**Written request**
Extract all lines containing "document".

**Information given**
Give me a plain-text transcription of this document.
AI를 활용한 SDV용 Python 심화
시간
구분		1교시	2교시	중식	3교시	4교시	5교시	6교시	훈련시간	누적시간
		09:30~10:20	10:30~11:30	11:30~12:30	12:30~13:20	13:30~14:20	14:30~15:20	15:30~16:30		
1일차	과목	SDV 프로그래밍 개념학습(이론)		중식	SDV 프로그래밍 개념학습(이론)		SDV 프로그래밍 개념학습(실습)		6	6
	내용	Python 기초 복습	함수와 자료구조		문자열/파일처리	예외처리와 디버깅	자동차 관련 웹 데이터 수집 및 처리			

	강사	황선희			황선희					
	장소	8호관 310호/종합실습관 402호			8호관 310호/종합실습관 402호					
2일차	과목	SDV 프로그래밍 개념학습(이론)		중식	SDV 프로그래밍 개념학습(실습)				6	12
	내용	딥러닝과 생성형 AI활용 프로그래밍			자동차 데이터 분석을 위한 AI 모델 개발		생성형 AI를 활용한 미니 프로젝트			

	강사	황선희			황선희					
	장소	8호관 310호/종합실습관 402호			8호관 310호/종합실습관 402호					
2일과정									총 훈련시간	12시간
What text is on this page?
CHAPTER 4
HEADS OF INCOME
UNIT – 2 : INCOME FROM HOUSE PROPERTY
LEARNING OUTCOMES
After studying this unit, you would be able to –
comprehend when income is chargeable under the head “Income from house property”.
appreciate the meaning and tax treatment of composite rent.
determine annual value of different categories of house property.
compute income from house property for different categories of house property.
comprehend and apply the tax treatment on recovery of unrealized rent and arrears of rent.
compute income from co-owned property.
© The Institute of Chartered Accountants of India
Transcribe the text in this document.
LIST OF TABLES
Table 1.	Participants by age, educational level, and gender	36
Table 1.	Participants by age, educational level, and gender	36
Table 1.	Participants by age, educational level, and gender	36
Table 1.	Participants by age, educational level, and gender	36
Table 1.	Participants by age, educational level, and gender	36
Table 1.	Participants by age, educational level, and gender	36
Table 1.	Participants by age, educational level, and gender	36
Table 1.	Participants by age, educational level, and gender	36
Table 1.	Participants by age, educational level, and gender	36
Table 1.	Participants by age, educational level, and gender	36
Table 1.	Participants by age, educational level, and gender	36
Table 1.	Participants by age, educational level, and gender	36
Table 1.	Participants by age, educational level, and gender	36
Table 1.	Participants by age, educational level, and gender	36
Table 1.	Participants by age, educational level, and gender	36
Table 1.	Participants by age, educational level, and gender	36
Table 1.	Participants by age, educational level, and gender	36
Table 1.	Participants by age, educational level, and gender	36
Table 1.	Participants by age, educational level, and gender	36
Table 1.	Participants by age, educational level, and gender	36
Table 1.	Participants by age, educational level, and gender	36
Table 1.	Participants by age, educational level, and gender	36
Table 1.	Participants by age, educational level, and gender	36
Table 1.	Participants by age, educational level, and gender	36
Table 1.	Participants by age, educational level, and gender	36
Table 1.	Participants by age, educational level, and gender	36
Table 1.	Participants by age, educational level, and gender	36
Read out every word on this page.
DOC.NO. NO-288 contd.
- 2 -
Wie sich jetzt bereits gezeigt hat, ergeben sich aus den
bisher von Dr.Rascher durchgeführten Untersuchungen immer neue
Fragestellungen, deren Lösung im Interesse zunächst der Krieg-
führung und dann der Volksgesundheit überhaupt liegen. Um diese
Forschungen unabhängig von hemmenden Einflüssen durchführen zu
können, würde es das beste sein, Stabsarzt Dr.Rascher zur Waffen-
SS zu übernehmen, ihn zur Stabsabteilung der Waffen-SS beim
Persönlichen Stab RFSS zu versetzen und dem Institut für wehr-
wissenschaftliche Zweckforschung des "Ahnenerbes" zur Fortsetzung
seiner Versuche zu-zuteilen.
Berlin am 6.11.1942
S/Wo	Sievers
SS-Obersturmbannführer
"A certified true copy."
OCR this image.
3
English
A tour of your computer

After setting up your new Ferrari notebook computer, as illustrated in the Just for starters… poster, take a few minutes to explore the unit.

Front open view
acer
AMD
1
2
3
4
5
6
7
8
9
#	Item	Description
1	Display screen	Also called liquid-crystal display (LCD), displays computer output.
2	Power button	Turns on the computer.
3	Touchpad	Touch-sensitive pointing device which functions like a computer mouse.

**Response**
Give me a plain-text transcription of this document.
Transcribe the text in this document.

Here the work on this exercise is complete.